- _To be done_:
Extract the records in full, leaving every picture out.
++++
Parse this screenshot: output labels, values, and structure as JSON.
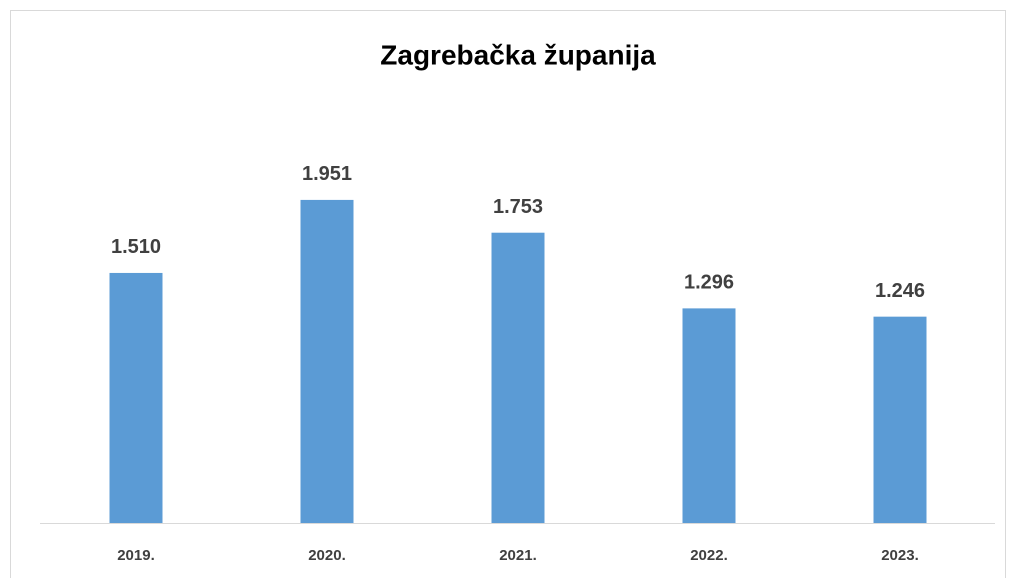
{
  "chart_data": {
    "type": "bar",
    "title": "Zagrebačka županija",
    "categories": [
      "2019.",
      "2020.",
      "2021.",
      "2022.",
      "2023."
    ],
    "values": [
      1510,
      1951,
      1753,
      1296,
      1246
    ],
    "value_labels": [
      "1.510",
      "1.951",
      "1.753",
      "1.296",
      "1.246"
    ],
    "color": "#5b9bd5",
    "ylim": [
      0,
      2500
    ]
  }
}
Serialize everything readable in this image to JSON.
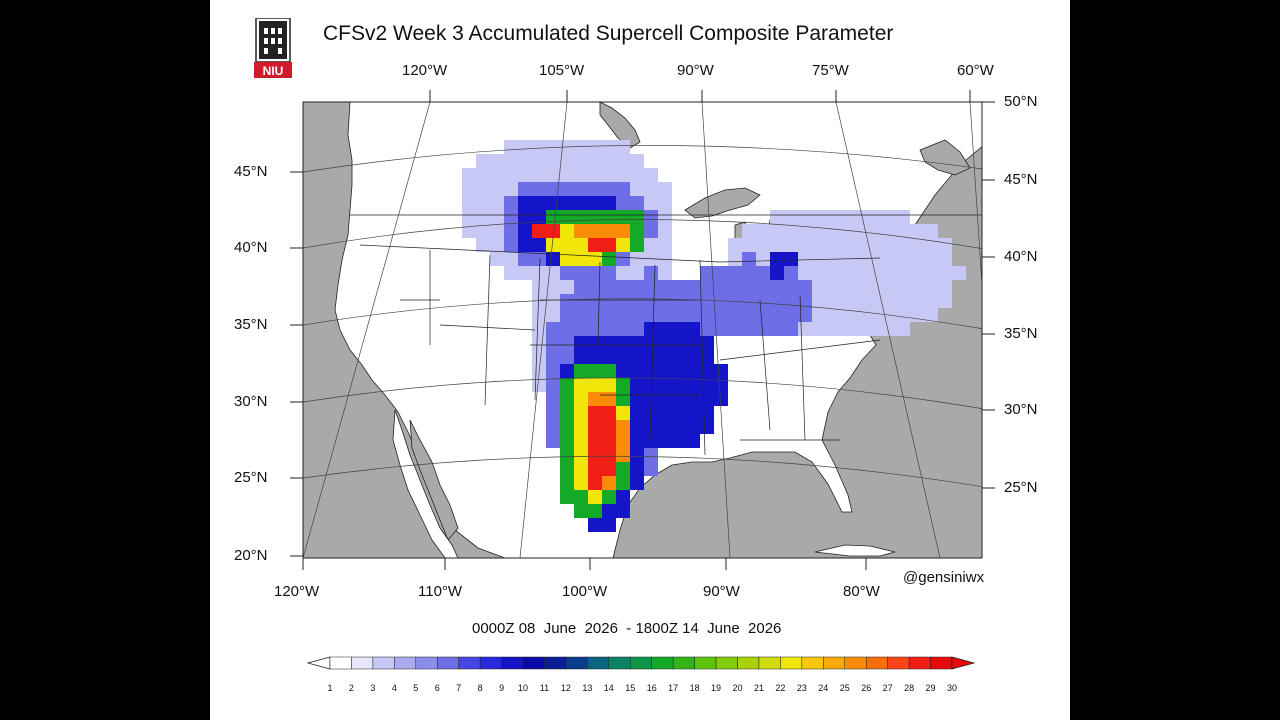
{
  "title": "CFSv2 Week 3 Accumulated Supercell Composite Parameter",
  "logo": {
    "text": "NIU",
    "colors": {
      "bg": "#d01c2a",
      "fg": "#ffffff",
      "tower": "#222222"
    }
  },
  "top_lon_labels": [
    "120°W",
    "105°W",
    "90°W",
    "75°W",
    "60°W"
  ],
  "bottom_lon_labels": [
    "120°W",
    "110°W",
    "100°W",
    "90°W",
    "80°W"
  ],
  "left_lat_labels": [
    "45°N",
    "40°N",
    "35°N",
    "30°N",
    "25°N",
    "20°N"
  ],
  "right_lat_labels": [
    "50°N",
    "45°N",
    "40°N",
    "35°N",
    "30°N",
    "25°N"
  ],
  "credit": "@gensiniwx",
  "date_range": "0000Z 08  June  2026  - 1800Z 14  June  2026",
  "colorbar": {
    "ticks": [
      "1",
      "2",
      "3",
      "4",
      "5",
      "6",
      "7",
      "8",
      "9",
      "10",
      "11",
      "12",
      "13",
      "14",
      "15",
      "16",
      "17",
      "18",
      "19",
      "20",
      "21",
      "22",
      "23",
      "24",
      "25",
      "26",
      "27",
      "28",
      "29",
      "30"
    ],
    "colors": [
      "#ffffff",
      "#e6e6fa",
      "#c8c8f5",
      "#aaaaf0",
      "#8c8ceb",
      "#6e6ee6",
      "#4646e6",
      "#2828dc",
      "#1414c8",
      "#0a0aa8",
      "#0a1e96",
      "#0a3c8c",
      "#0a6482",
      "#0a8264",
      "#0a9646",
      "#14aa28",
      "#32b414",
      "#5ac30a",
      "#82cd0a",
      "#aad20a",
      "#d2dc0a",
      "#f0e60a",
      "#fac80a",
      "#faaa0a",
      "#fa8c0a",
      "#fa6e0a",
      "#fa4614",
      "#f01e14",
      "#e60a0a"
    ]
  },
  "map_colors": {
    "ocean": "#a9a9a9",
    "land": "#ffffff",
    "border": "#222222",
    "grid": "#444444"
  },
  "field_description_levels": {
    "low": "#c8c8f5",
    "med": "#6e6ee6",
    "high": "#1414c8",
    "green": "#14aa28",
    "yellow": "#f0e60a",
    "orange": "#fa8c0a",
    "red": "#f01e14"
  }
}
++++
- _Answer to this exercise_:
Parse this screenshot: output labels, values, and structure as JSON.
{
  "chart_data": {
    "type": "bar",
    "title": "Zagrebačka županija",
    "categories": [
      "2019.",
      "2020.",
      "2021.",
      "2022.",
      "2023."
    ],
    "values": [
      1510,
      1951,
      1753,
      1296,
      1246
    ],
    "value_labels": [
      "1.510",
      "1.951",
      "1.753",
      "1.296",
      "1.246"
    ],
    "color": "#5b9bd5",
    "ylim": [
      0,
      2500
    ]
  }
}
Serialize everything readable in this image to JSON.
{
  "title": "CFSv2 Week 3 Accumulated Supercell Composite Parameter",
  "logo": {
    "text": "NIU",
    "colors": {
      "bg": "#d01c2a",
      "fg": "#ffffff",
      "tower": "#222222"
    }
  },
  "top_lon_labels": [
    "120°W",
    "105°W",
    "90°W",
    "75°W",
    "60°W"
  ],
  "bottom_lon_labels": [
    "120°W",
    "110°W",
    "100°W",
    "90°W",
    "80°W"
  ],
  "left_lat_labels": [
    "45°N",
    "40°N",
    "35°N",
    "30°N",
    "25°N",
    "20°N"
  ],
  "right_lat_labels": [
    "50°N",
    "45°N",
    "40°N",
    "35°N",
    "30°N",
    "25°N"
  ],
  "credit": "@gensiniwx",
  "date_range": "0000Z 08  June  2026  - 1800Z 14  June  2026",
  "colorbar": {
    "ticks": [
      "1",
      "2",
      "3",
      "4",
      "5",
      "6",
      "7",
      "8",
      "9",
      "10",
      "11",
      "12",
      "13",
      "14",
      "15",
      "16",
      "17",
      "18",
      "19",
      "20",
      "21",
      "22",
      "23",
      "24",
      "25",
      "26",
      "27",
      "28",
      "29",
      "30"
    ],
    "colors": [
      "#ffffff",
      "#e6e6fa",
      "#c8c8f5",
      "#aaaaf0",
      "#8c8ceb",
      "#6e6ee6",
      "#4646e6",
      "#2828dc",
      "#1414c8",
      "#0a0aa8",
      "#0a1e96",
      "#0a3c8c",
      "#0a6482",
      "#0a8264",
      "#0a9646",
      "#14aa28",
      "#32b414",
      "#5ac30a",
      "#82cd0a",
      "#aad20a",
      "#d2dc0a",
      "#f0e60a",
      "#fac80a",
      "#faaa0a",
      "#fa8c0a",
      "#fa6e0a",
      "#fa4614",
      "#f01e14",
      "#e60a0a"
    ]
  },
  "map_colors": {
    "ocean": "#a9a9a9",
    "land": "#ffffff",
    "border": "#222222",
    "grid": "#444444"
  },
  "field_description_levels": {
    "low": "#c8c8f5",
    "med": "#6e6ee6",
    "high": "#1414c8",
    "green": "#14aa28",
    "yellow": "#f0e60a",
    "orange": "#fa8c0a",
    "red": "#f01e14"
  }
}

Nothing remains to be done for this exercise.